Exercise aim: Filter out everything except lines holding "teacher".

Source data
════

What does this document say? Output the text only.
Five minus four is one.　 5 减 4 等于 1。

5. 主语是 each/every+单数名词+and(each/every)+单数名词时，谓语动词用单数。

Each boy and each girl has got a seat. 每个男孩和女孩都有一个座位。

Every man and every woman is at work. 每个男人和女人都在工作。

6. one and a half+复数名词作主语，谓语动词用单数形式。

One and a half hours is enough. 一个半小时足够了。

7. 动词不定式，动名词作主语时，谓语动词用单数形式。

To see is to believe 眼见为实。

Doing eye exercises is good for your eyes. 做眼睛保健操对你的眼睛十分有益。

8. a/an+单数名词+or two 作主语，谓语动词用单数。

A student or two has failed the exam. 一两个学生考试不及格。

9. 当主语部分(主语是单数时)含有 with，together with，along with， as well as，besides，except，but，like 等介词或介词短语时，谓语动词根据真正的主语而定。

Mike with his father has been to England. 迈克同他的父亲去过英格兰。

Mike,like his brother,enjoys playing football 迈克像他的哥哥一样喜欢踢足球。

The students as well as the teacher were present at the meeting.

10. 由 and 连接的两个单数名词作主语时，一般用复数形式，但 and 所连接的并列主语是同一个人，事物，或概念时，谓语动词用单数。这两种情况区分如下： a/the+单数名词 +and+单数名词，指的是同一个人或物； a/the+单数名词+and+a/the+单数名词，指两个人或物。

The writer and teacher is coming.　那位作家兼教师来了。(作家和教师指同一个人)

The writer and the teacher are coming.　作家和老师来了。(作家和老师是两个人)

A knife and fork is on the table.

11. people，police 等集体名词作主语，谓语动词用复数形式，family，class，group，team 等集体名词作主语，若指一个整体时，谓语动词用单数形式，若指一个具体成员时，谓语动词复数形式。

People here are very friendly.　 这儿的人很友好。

════

Exercise output:
The students as well as the teacher were present at the meeting.
The writer and teacher is coming.　那位作家兼教师来了。(作家和教师指同一个人)
The writer and the teacher are coming.　作家和老师来了。(作家和老师是两个人)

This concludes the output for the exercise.